─── Data excerpts
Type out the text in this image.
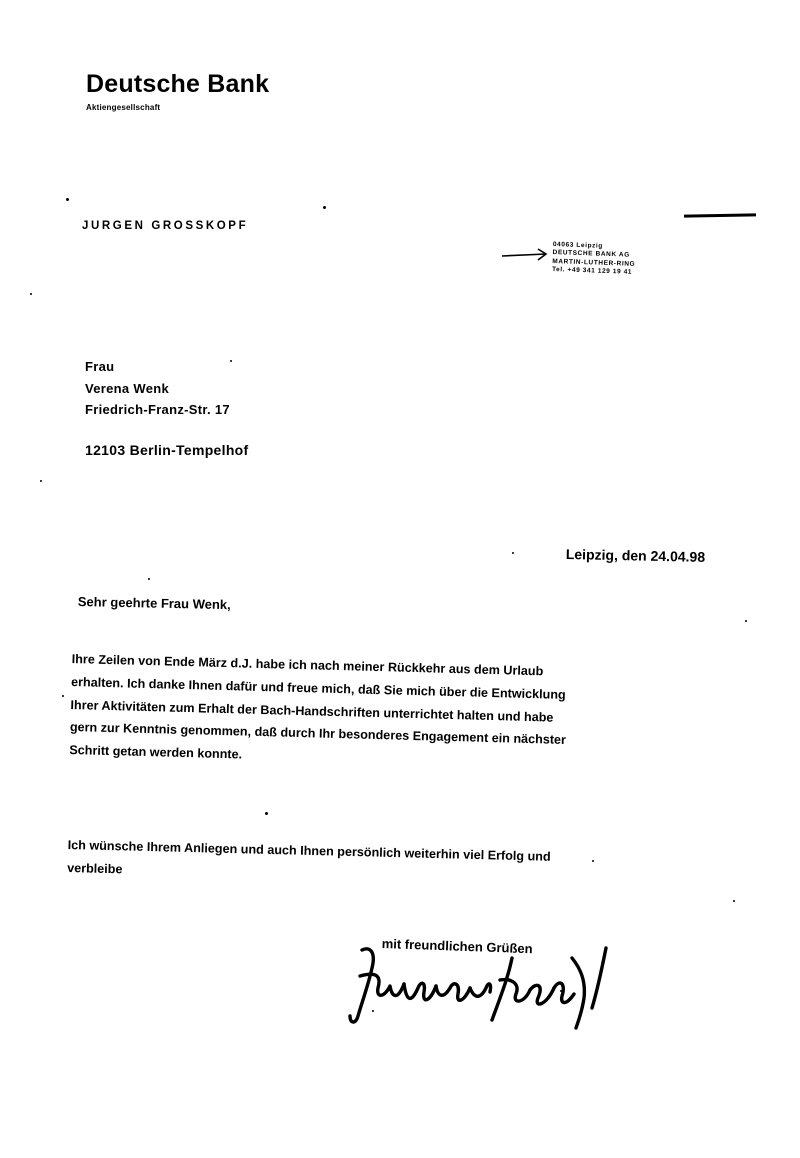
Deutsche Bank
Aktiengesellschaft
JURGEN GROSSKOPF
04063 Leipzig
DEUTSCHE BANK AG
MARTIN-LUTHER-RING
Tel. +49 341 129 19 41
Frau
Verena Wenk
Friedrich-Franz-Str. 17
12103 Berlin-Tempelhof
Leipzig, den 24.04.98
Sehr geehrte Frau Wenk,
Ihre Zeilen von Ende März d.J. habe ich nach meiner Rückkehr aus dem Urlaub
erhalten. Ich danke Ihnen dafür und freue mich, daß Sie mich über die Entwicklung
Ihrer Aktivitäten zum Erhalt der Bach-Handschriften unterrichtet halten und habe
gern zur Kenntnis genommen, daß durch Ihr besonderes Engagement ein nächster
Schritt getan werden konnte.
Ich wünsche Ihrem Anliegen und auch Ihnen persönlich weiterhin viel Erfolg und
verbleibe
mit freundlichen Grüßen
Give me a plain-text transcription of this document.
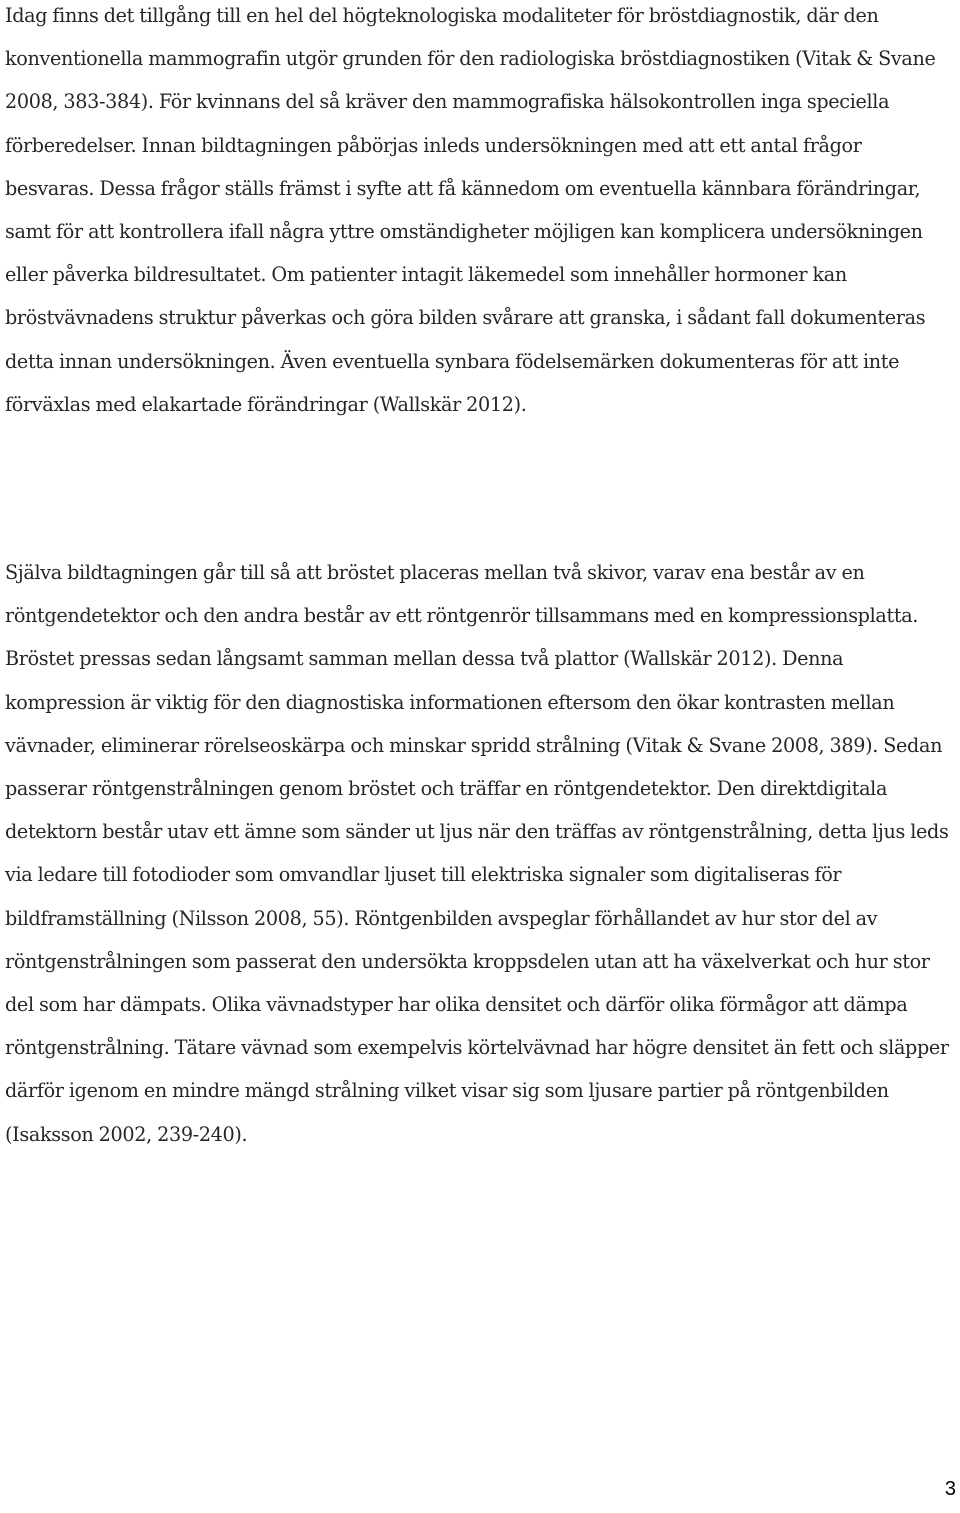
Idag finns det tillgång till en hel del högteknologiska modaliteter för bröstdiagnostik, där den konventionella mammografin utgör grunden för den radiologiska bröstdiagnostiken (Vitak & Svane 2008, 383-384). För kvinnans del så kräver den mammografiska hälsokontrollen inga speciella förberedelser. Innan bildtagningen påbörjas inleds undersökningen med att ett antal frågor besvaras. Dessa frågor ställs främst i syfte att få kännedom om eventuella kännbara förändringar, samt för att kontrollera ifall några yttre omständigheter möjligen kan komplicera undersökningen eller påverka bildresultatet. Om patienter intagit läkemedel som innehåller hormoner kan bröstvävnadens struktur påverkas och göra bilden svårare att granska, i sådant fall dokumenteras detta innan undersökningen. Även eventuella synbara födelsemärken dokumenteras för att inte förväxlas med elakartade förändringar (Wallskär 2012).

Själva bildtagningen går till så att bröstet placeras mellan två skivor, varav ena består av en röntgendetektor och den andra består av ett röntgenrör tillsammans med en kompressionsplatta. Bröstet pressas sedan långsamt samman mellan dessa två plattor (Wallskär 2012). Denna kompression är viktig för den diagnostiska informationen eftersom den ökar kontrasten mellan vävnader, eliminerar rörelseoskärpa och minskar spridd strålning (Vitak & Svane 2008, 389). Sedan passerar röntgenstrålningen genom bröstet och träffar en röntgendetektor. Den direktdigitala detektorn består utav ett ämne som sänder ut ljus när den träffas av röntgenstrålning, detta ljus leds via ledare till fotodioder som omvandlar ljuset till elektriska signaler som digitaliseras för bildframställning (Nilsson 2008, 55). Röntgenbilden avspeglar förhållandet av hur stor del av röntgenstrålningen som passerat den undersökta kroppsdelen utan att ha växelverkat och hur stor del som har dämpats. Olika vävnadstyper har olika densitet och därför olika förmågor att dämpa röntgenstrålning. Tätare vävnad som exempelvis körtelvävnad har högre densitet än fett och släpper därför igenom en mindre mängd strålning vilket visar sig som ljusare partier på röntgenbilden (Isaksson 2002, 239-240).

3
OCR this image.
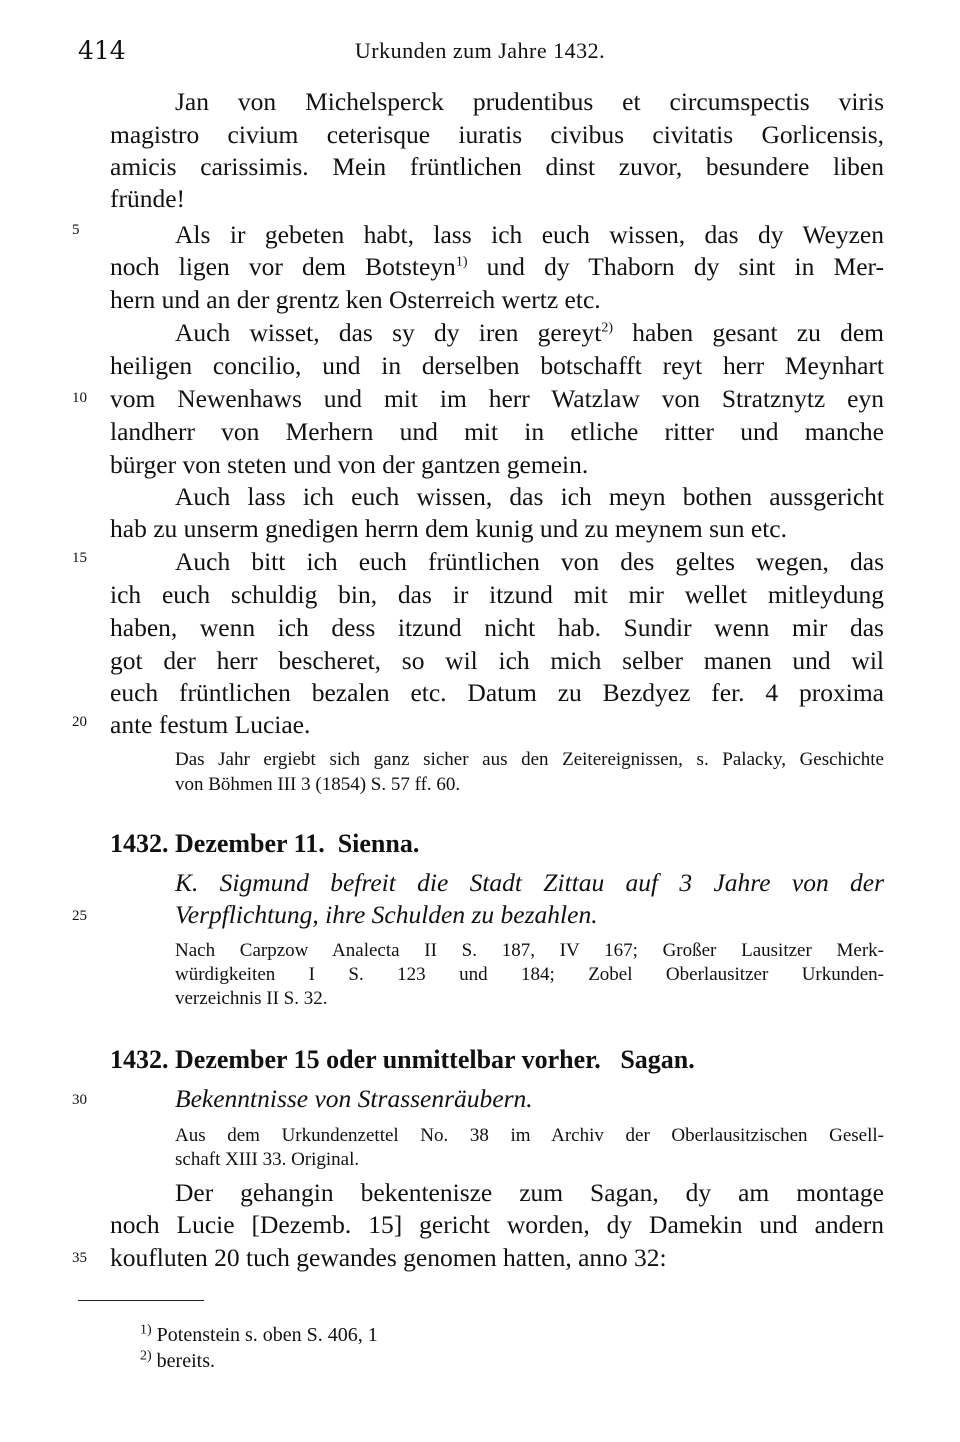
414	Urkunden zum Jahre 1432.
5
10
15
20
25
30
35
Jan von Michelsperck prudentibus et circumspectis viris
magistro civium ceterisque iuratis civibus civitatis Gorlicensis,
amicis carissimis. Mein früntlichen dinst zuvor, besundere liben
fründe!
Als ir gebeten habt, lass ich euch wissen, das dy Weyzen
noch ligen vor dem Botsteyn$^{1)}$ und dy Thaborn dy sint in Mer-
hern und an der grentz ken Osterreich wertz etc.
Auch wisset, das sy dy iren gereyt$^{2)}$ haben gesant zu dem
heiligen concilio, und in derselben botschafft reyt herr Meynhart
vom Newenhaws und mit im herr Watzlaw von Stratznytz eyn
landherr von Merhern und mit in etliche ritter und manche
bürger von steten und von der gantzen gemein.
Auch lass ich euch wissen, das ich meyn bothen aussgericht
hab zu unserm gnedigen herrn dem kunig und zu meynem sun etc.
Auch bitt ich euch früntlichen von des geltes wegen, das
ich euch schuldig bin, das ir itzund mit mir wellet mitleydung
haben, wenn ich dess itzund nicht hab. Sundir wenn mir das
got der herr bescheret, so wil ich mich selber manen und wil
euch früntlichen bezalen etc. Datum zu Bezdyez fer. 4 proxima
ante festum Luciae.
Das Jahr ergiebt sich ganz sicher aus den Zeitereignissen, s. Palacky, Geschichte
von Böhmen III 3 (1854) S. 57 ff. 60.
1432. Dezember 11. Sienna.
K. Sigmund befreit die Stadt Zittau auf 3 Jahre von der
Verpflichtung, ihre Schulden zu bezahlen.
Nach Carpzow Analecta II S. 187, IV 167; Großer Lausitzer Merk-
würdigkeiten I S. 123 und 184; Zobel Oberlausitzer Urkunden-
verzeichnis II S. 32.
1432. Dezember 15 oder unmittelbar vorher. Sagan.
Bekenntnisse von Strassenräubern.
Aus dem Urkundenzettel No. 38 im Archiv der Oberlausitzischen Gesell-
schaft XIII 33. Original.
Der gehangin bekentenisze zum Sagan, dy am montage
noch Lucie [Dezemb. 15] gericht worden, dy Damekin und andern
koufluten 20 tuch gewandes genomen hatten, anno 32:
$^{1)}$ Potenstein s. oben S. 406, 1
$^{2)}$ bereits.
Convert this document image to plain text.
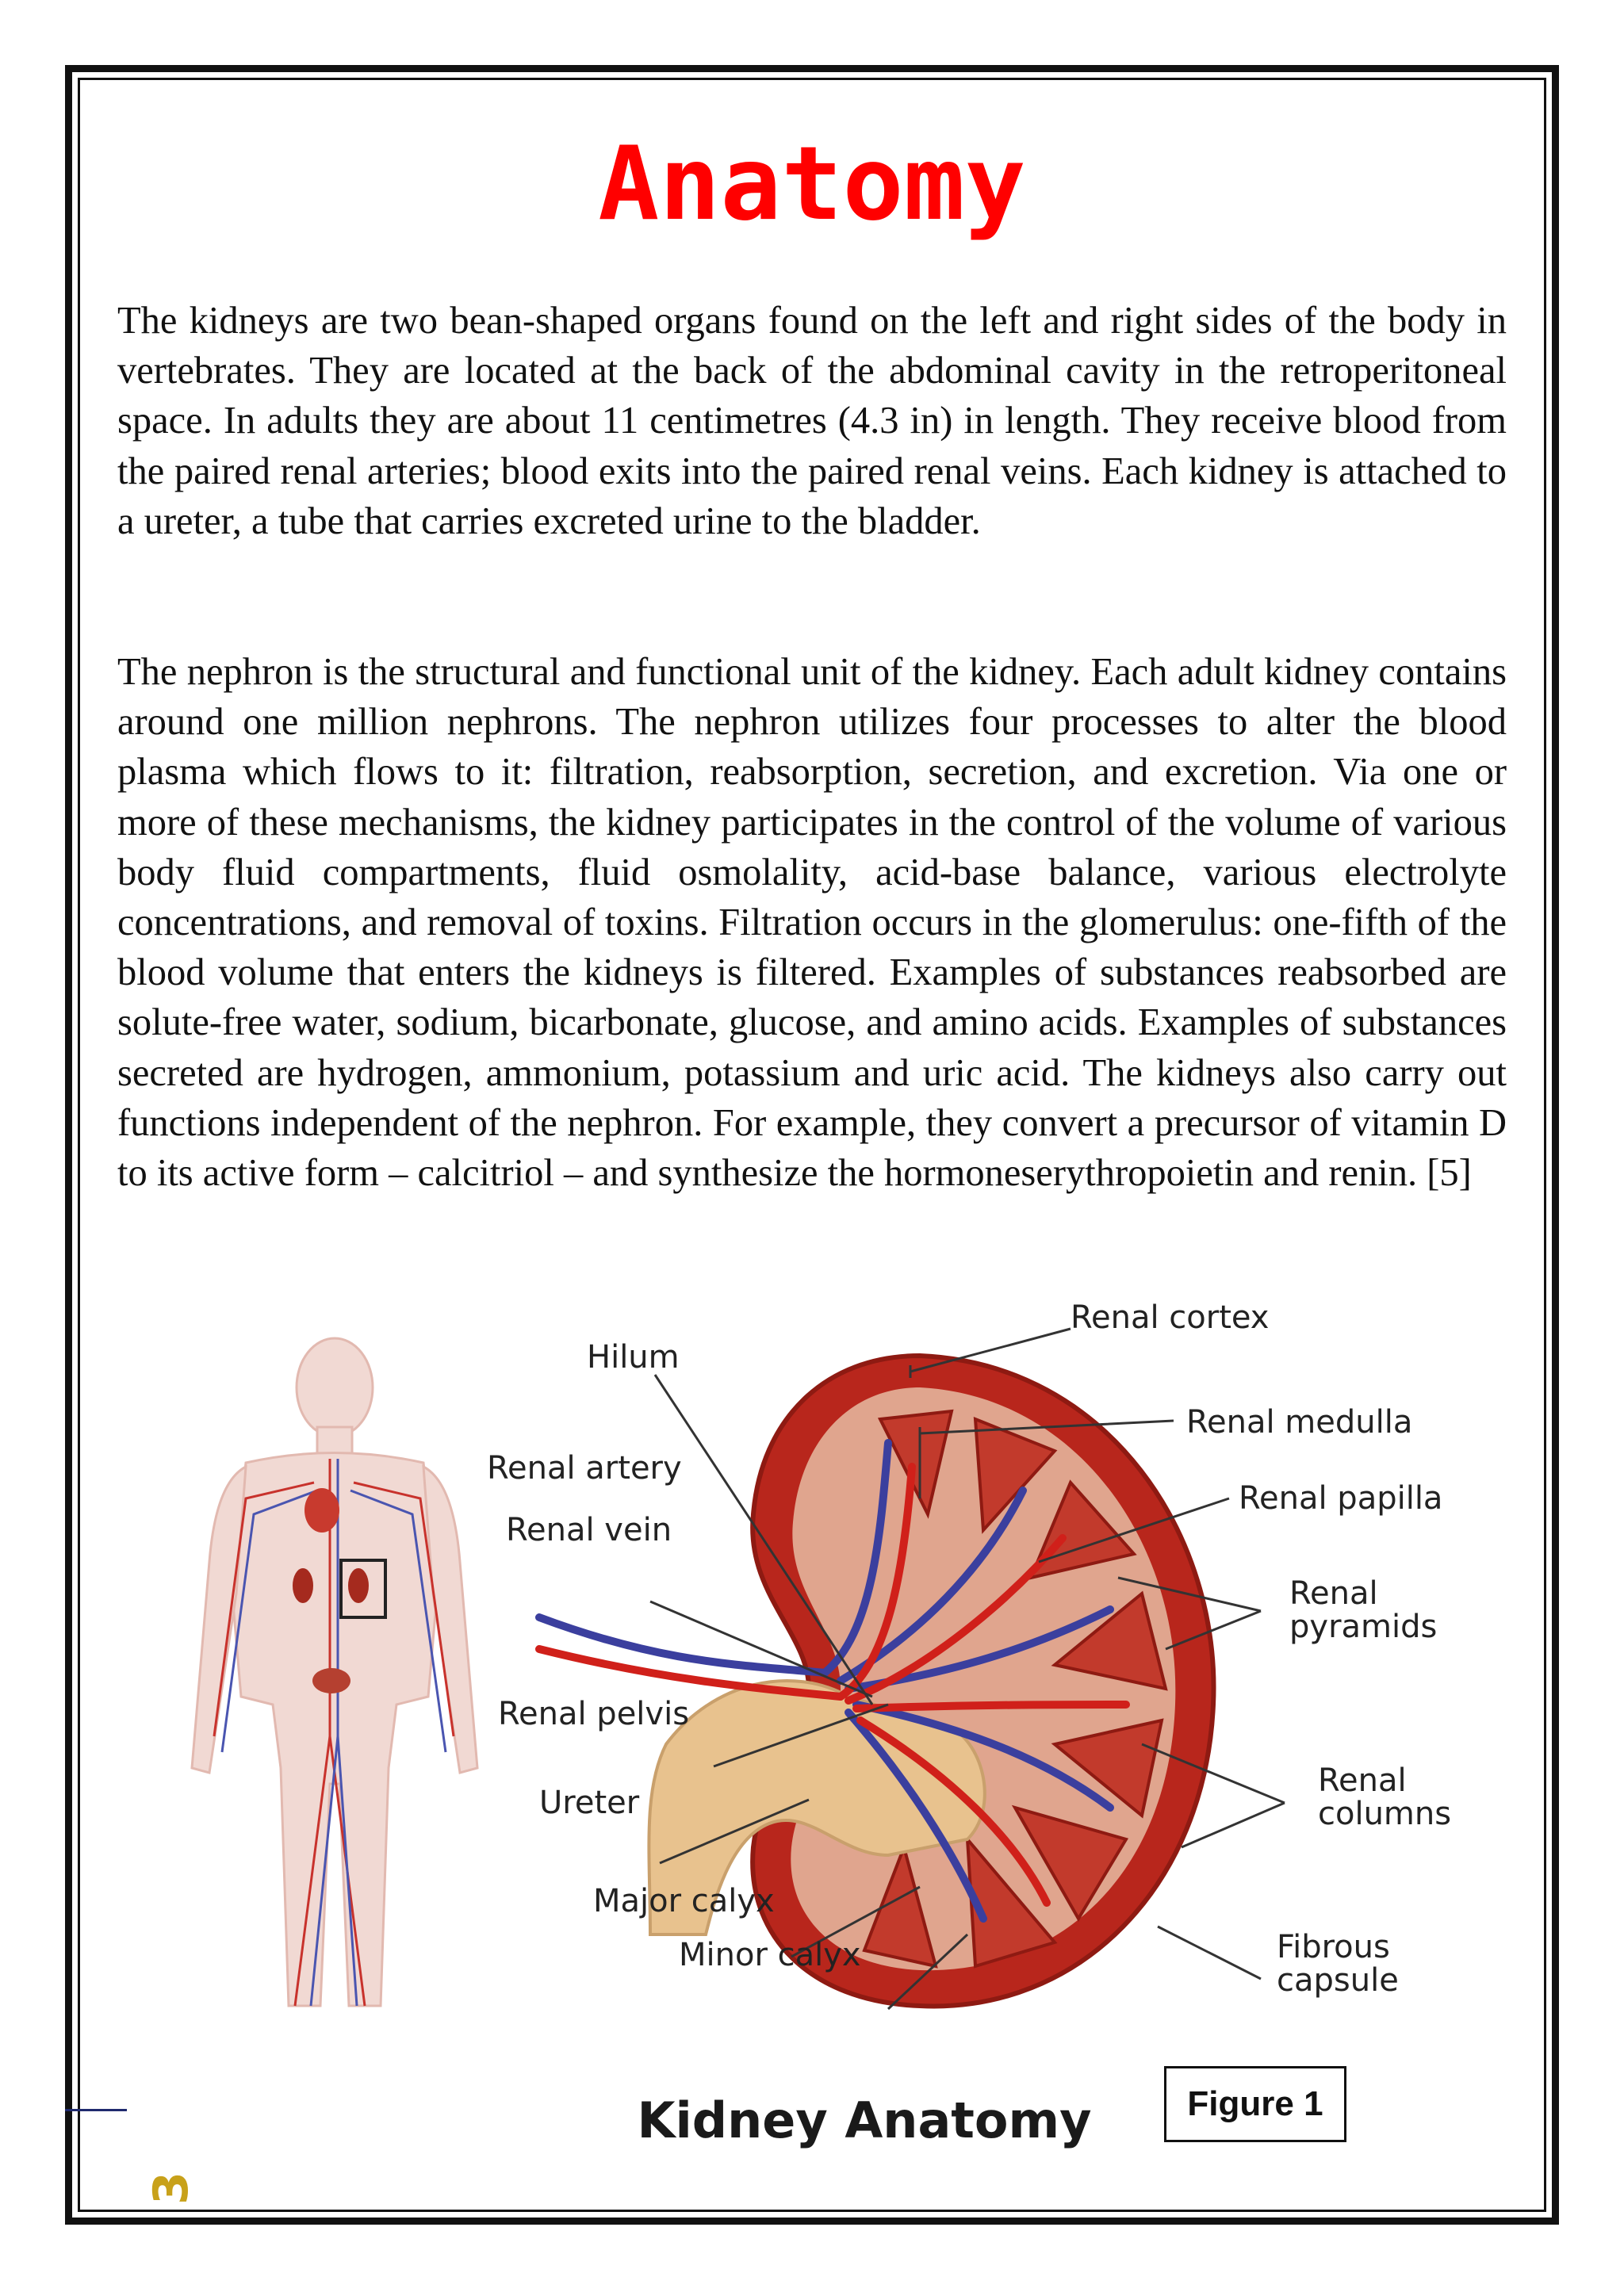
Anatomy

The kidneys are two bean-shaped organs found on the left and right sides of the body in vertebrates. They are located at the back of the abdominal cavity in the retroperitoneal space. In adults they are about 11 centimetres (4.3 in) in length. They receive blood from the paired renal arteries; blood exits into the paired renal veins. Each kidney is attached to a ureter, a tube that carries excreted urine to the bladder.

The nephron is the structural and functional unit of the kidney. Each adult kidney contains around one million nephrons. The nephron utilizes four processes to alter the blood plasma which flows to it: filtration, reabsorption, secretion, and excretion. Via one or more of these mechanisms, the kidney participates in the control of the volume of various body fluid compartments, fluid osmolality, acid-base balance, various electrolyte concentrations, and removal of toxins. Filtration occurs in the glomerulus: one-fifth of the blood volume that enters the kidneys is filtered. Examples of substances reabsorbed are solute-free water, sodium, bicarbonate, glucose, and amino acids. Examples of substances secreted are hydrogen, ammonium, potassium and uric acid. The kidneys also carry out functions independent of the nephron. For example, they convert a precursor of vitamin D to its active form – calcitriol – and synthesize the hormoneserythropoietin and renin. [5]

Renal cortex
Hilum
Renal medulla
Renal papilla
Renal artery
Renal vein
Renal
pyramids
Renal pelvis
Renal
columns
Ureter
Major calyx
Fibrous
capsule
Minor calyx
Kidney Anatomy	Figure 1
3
──────
### Exercise details
For the word "this", show every line of the entries that holds it.

### Exercise result
Type out the text in this image.
Give me a plain-text transcription of this document.
OCR this image.
Convert this document image to plain text.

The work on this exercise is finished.